- WHAT TO PRODUCE:
Within the records that follow, find every line containing the string "Paris". Copy those lines.

(Stored data)
------------------------
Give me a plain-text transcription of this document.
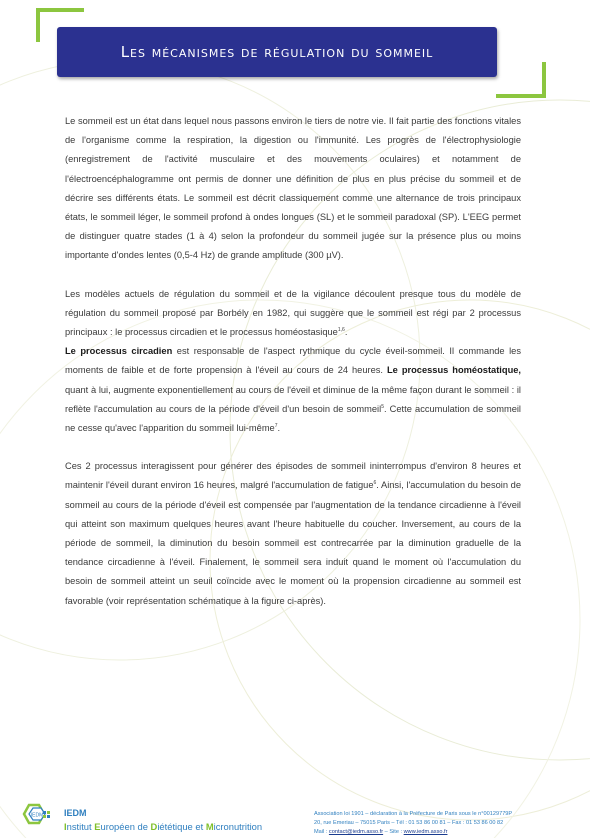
Les mécanismes de régulation du sommeil

Le sommeil est un état dans lequel nous passons environ le tiers de notre vie. Il fait partie des fonctions vitales de l'organisme comme la respiration, la digestion ou l'immunité. Les progrès de l'électrophysiologie (enregistrement de l'activité musculaire et des mouvements oculaires) et notamment de l'électroencéphalogramme ont permis de donner une définition de plus en plus précise du sommeil et de décrire ses différents états. Le sommeil est décrit classiquement comme une alternance de trois principaux états, le sommeil léger, le sommeil profond à ondes longues (SL) et le sommeil paradoxal (SP). L'EEG permet de distinguer quatre stades (1 à 4) selon la profondeur du sommeil jugée sur la présence plus ou moins importante d'ondes lentes (0,5-4 Hz) de grande amplitude (300 µV).

Les modèles actuels de régulation du sommeil et de la vigilance découlent presque tous du modèle de régulation du sommeil proposé par Borbély en 1982, qui suggère que le sommeil est régi par 2 processus principaux : le processus circadien et le processus homéostasique$^{1,6}$.

Le processus circadien est responsable de l'aspect rythmique du cycle éveil-sommeil. Il commande les moments de faible et de forte propension à l'éveil au cours de 24 heures. Le processus homéostatique, quant à lui, augmente exponentiellement au cours de l'éveil et diminue de la même façon durant le sommeil : il reflète l'accumulation au cours de la période d'éveil d'un besoin de sommeil$^5$. Cette accumulation de sommeil ne cesse qu'avec l'apparition du sommeil lui-même$^7$.

Ces 2 processus interagissent pour générer des épisodes de sommeil ininterrompus d'environ 8 heures et maintenir l'éveil durant environ 16 heures, malgré l'accumulation de fatigue$^6$. Ainsi, l'accumulation du besoin de sommeil au cours de la période d'éveil est compensée par l'augmentation de la tendance circadienne à l'éveil qui atteint son maximum quelques heures avant l'heure habituelle du coucher. Inversement, au cours de la période de sommeil, la diminution du besoin sommeil est contrecarrée par la diminution graduelle de la tendance circadienne à l'éveil. Finalement, le sommeil sera induit quand le moment où l'accumulation du besoin de sommeil atteint un seuil coïncide avec le moment où la propension circadienne au sommeil est favorable (voir représentation schématique à la figure ci-après).

IEDM IEDM
Institut Européen de Diététique et Micronutrition
Association loi 1901 – déclaration à la Préfecture de Paris sous le n°00129779P
20, rue Emeriau – 75015 Paris – Tél : 01 53 86 00 81 – Fax : 01 53 86 00 82
Mail : contact@iedm.asso.fr – Site : www.iedm.asso.fr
------------------------
- ANSWER IN FULL:
Association loi 1901 – déclaration à la Préfecture de Paris sous le n°00129779P
20, rue Emeriau – 75015 Paris – Tél : 01 53 86 00 81 – Fax : 01 53 86 00 82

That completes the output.